Written instruction:
Retype the lines verbatim, starting with the line that contains "chance-value: 33% bbox=[400, 1696, 425, 1711]" and continuing through the last line of the entries.

Records for this task:
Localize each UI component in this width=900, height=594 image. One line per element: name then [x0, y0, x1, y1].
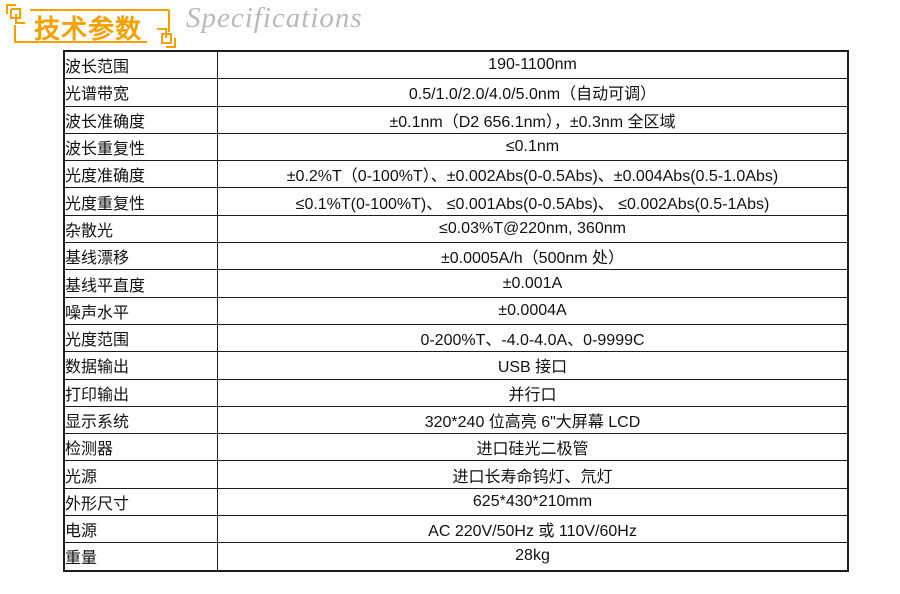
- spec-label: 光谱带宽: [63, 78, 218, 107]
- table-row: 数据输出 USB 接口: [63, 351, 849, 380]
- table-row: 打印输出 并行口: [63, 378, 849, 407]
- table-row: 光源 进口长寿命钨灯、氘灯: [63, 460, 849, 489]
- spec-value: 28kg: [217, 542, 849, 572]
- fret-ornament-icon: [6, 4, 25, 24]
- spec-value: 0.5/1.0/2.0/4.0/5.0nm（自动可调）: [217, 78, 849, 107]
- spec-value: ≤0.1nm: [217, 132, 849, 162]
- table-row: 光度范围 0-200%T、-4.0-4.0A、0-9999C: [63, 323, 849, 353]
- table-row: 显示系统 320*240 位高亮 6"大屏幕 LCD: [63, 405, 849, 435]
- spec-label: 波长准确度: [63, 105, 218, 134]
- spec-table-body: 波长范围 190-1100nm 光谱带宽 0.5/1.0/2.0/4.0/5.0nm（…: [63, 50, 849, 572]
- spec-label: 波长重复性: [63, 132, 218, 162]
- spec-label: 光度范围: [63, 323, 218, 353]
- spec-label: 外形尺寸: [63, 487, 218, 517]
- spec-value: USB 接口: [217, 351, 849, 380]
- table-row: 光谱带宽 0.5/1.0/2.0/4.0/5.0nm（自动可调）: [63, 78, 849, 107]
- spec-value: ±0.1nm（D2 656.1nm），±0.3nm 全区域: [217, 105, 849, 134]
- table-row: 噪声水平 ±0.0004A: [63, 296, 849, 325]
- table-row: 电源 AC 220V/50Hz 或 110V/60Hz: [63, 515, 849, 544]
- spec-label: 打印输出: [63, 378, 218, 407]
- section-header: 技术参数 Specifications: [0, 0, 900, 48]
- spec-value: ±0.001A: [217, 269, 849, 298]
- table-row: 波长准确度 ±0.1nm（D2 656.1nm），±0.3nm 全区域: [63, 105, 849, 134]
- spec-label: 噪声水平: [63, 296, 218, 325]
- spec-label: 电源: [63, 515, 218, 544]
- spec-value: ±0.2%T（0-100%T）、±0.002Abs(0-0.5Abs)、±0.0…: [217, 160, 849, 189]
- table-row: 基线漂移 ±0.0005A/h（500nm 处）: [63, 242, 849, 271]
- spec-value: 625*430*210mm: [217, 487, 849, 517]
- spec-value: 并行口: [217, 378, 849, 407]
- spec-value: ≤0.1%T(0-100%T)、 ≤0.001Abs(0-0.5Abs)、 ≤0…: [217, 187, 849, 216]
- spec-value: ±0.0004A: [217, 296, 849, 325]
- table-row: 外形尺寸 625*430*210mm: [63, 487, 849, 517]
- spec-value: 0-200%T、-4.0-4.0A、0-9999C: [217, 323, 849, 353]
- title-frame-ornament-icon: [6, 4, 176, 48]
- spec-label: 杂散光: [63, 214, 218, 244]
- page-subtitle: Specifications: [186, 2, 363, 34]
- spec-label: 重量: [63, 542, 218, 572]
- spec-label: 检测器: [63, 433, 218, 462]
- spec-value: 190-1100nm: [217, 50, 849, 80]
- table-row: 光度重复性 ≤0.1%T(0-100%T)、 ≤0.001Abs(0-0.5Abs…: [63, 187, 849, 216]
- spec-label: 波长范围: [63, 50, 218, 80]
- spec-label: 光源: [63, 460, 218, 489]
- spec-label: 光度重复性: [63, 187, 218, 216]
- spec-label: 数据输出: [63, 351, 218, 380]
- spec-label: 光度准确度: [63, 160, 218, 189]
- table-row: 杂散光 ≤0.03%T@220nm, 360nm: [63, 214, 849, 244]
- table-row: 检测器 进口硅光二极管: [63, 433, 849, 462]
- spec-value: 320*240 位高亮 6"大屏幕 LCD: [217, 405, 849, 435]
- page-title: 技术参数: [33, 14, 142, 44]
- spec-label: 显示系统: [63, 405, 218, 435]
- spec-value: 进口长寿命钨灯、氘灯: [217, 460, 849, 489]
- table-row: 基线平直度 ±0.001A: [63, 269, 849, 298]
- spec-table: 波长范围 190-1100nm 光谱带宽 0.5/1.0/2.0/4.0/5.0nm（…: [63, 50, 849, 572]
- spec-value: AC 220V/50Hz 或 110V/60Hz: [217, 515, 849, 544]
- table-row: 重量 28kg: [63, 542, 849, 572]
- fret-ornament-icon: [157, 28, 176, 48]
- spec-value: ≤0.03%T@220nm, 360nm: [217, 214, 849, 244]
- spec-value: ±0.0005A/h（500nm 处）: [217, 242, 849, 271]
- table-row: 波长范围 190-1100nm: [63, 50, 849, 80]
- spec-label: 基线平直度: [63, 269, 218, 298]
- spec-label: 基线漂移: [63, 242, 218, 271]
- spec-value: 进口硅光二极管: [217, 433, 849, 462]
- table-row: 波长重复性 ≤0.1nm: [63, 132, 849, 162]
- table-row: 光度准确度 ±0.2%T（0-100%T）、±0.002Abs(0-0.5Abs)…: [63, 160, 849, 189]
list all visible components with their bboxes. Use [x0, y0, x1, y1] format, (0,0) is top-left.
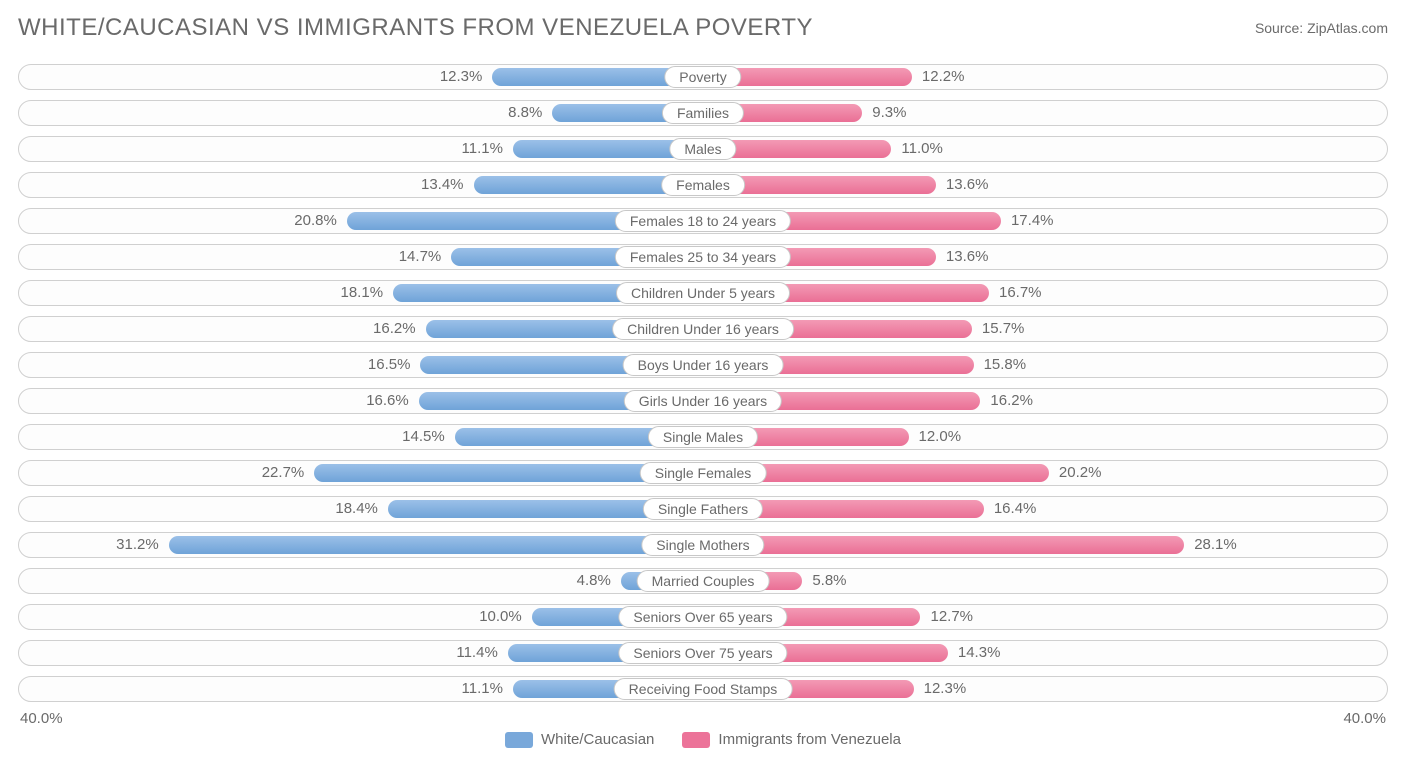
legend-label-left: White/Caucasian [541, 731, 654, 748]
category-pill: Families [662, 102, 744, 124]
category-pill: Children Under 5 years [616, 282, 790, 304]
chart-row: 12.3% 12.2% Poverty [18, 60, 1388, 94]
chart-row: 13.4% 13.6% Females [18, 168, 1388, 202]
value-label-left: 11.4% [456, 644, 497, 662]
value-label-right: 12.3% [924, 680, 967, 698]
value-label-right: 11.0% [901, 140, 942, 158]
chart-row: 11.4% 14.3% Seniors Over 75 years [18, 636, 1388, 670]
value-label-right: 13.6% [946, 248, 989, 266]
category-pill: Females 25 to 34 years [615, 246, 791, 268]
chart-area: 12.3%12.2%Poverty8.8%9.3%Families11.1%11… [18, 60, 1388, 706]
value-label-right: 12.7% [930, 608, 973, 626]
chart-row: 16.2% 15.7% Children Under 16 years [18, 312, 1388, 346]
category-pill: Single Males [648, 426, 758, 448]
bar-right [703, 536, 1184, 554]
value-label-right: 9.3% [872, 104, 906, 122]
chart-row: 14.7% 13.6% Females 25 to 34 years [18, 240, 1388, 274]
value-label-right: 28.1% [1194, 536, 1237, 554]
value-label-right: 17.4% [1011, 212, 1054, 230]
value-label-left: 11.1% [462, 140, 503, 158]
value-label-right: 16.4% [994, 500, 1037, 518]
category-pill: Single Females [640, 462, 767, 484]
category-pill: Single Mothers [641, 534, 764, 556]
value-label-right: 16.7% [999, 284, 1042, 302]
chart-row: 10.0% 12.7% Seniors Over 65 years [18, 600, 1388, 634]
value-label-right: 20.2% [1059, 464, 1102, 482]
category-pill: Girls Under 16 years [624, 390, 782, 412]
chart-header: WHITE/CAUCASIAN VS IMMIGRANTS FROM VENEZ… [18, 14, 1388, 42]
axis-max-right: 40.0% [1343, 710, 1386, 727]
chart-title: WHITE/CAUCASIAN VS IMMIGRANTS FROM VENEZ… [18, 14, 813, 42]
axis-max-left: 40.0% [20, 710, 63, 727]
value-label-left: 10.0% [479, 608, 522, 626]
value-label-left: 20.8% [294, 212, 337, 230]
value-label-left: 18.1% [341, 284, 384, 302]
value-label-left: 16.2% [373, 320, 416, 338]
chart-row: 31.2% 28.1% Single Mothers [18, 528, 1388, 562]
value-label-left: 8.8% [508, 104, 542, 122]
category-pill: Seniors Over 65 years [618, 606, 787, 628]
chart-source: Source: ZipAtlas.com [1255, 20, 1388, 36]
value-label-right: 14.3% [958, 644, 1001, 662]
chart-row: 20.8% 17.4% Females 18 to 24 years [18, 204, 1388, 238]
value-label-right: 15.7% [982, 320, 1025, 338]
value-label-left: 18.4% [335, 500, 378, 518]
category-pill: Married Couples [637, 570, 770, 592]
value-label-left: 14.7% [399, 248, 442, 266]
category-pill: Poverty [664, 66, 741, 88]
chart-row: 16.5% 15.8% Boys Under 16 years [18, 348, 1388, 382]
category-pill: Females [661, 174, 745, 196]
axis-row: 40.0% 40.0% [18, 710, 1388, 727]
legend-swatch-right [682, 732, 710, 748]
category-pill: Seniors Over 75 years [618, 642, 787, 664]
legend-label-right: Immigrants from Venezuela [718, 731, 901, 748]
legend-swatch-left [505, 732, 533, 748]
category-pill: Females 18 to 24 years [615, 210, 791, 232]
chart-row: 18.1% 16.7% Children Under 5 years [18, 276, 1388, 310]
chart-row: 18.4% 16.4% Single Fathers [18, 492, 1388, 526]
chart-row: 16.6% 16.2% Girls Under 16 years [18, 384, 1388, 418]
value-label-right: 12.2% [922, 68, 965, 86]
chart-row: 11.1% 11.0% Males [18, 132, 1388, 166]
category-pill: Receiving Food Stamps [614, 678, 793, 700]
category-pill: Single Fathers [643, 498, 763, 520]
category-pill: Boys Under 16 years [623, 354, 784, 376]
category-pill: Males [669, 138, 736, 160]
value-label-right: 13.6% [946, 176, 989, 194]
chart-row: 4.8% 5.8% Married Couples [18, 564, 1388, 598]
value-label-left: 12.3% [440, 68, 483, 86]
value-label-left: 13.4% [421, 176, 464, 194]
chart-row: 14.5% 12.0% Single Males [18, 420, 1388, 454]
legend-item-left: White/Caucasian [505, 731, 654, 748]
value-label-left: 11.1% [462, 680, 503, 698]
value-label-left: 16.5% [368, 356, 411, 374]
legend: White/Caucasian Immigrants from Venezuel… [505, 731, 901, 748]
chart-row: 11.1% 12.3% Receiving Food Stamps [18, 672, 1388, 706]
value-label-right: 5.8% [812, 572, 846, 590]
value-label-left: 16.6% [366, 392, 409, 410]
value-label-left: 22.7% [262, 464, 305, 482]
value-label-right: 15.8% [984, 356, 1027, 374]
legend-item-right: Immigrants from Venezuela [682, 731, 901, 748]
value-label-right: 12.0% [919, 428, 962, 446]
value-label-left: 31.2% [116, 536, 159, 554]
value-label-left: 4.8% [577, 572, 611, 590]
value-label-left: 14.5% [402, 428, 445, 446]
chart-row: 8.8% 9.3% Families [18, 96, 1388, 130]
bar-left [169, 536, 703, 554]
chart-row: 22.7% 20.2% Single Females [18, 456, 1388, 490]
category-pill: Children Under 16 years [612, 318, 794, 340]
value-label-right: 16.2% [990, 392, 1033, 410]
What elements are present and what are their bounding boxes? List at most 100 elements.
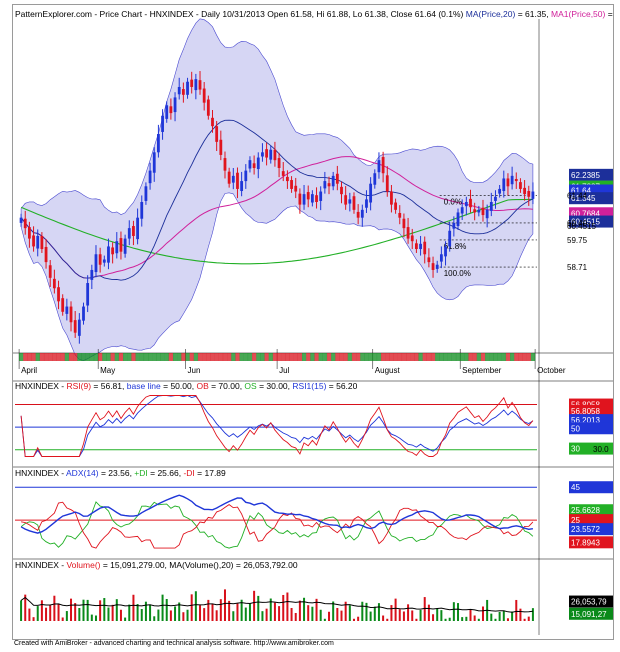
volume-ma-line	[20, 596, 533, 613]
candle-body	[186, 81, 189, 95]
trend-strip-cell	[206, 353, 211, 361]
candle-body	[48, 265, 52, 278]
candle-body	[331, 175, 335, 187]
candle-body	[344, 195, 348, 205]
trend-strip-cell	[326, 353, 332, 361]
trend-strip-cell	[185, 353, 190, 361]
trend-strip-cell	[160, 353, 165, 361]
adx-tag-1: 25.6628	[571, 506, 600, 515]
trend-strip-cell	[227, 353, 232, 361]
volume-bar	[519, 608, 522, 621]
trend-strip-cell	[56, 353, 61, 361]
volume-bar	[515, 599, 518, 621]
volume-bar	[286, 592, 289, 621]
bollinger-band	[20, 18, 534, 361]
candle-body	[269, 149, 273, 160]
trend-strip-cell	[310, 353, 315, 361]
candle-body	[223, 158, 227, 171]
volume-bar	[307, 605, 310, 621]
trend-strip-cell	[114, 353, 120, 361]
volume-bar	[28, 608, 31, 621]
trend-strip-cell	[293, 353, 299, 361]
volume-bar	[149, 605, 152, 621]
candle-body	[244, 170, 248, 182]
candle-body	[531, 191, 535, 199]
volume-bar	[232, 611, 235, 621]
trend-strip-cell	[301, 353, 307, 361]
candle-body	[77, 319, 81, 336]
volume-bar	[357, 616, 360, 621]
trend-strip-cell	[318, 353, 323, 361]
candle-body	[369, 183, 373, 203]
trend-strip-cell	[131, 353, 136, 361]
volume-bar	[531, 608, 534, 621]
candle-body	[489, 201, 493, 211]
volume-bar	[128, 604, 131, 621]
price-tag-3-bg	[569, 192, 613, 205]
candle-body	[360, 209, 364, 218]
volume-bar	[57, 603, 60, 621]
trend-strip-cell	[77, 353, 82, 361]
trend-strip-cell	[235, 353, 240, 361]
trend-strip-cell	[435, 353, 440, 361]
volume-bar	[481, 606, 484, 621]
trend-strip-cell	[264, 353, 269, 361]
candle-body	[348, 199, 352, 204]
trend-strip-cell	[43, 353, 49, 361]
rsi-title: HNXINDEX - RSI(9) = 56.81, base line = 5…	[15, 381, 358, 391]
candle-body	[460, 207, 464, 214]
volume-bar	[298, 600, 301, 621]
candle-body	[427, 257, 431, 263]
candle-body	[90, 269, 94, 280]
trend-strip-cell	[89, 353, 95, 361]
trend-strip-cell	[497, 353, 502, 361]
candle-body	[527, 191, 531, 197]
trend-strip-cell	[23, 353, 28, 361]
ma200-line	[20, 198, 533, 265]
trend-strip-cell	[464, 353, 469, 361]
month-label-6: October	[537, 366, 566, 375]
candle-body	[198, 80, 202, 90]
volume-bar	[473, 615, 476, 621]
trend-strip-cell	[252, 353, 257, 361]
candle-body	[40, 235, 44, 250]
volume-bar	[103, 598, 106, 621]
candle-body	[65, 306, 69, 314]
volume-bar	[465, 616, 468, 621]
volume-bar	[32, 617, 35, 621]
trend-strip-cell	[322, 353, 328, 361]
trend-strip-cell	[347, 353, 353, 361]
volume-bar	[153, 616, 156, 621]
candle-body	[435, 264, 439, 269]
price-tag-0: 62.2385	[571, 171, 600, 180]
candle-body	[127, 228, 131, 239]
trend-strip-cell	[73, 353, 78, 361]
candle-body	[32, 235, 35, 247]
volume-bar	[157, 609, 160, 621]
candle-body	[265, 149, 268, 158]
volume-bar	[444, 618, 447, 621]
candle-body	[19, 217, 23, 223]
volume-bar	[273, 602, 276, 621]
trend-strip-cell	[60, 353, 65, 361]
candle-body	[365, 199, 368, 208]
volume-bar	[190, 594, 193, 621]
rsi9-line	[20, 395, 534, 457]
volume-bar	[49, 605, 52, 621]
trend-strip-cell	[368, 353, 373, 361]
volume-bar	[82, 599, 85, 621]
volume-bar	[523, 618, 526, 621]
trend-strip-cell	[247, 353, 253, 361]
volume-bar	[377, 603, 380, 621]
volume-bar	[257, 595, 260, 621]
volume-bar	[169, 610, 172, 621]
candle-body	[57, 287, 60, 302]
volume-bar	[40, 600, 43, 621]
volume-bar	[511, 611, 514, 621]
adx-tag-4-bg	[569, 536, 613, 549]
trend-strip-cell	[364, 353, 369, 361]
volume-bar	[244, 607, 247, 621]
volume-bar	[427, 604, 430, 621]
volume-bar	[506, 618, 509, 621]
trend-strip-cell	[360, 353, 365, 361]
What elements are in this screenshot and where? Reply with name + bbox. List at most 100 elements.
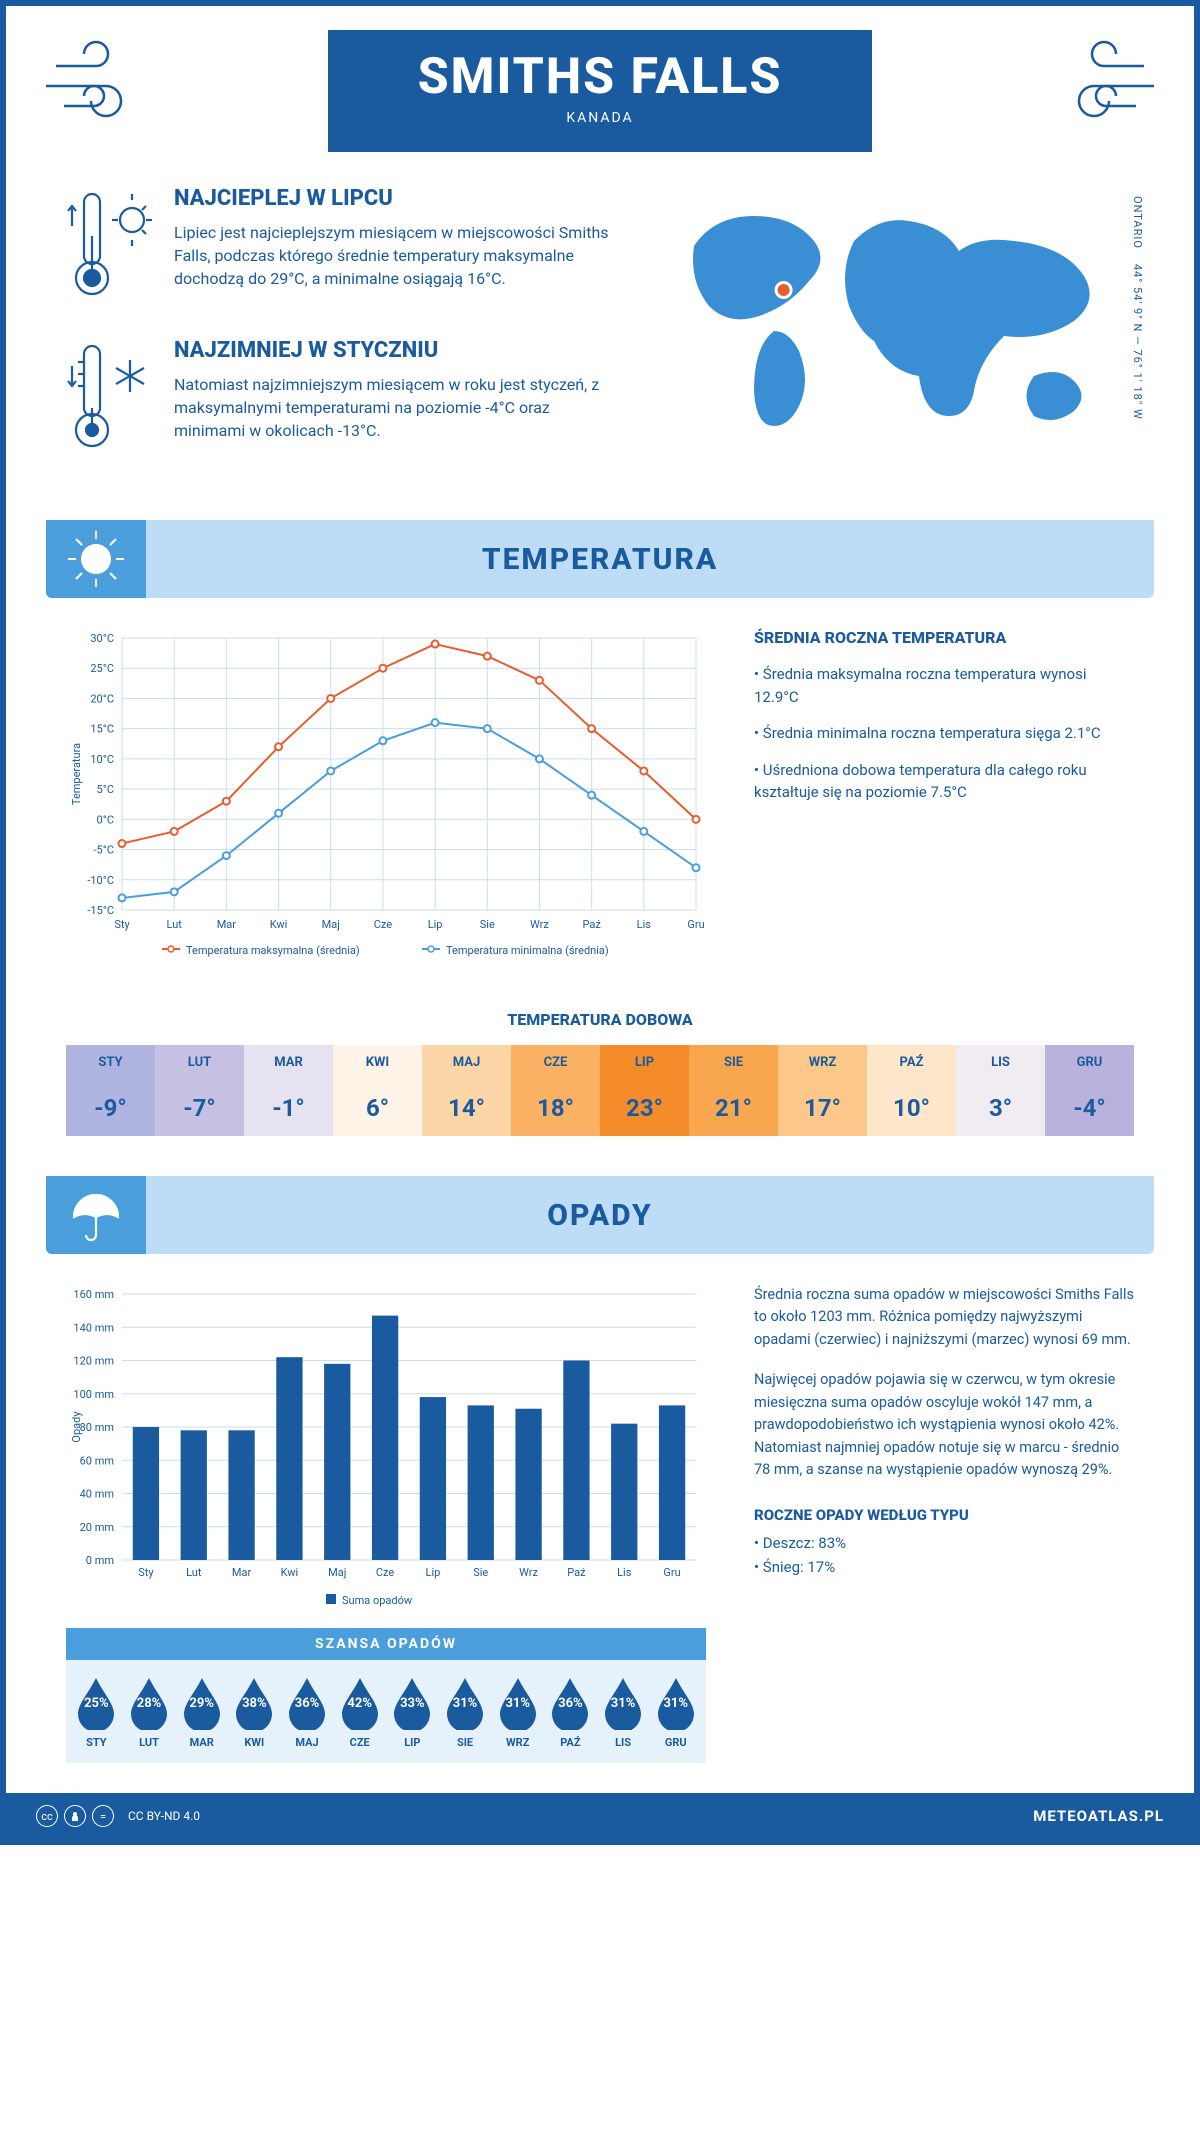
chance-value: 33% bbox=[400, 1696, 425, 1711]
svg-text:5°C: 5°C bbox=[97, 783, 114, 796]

Task output:
chance-value: 33% bbox=[400, 1696, 425, 1711]
svg-text:5°C: 5°C bbox=[97, 783, 114, 796]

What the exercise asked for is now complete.